Given problem: Return all lines below containing the word "this".

■ ■ ■

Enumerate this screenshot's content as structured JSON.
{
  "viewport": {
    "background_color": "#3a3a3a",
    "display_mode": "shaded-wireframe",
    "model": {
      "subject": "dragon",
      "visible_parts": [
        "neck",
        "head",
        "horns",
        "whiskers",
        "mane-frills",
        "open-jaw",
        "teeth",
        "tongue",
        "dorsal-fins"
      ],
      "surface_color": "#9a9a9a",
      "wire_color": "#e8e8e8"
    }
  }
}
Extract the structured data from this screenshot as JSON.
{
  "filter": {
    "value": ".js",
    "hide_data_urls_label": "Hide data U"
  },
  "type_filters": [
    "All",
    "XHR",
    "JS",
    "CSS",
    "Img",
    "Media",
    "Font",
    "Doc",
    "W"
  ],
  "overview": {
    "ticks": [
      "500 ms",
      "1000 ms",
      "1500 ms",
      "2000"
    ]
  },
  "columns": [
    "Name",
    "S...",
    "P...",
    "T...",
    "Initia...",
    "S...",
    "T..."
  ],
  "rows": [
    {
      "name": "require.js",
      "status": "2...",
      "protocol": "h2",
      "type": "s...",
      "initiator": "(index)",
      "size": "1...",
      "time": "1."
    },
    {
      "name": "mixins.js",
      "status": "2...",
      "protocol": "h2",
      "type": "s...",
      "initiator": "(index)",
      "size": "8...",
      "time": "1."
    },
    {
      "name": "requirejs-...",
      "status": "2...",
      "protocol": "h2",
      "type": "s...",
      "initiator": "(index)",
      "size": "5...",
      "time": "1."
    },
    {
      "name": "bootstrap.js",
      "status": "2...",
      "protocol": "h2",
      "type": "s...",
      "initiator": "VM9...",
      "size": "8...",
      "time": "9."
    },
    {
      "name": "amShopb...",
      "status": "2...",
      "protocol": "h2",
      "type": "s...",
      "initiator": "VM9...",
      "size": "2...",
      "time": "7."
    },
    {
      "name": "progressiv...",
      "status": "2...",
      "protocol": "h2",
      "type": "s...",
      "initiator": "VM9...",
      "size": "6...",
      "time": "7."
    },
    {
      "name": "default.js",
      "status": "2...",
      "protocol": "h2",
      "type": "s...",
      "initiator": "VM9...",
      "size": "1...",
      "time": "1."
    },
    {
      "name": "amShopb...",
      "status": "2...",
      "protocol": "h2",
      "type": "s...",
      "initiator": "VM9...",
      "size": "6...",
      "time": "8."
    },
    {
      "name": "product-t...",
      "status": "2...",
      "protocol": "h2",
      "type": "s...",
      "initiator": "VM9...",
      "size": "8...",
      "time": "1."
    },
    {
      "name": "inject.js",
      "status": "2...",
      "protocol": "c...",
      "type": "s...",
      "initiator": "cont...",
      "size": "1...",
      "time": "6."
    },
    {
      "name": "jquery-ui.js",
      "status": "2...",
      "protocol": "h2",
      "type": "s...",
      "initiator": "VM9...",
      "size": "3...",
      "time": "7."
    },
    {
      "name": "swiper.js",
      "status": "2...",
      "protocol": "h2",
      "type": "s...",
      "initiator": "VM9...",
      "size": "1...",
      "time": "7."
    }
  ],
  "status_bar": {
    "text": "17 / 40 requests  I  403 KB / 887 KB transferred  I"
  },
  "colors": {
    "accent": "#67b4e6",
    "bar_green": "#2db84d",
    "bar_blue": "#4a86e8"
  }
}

■ ■ ■

Correct response:
Enumerate this screenshot's content as structured JSON.
Extract the structured data from this screenshot as JSON.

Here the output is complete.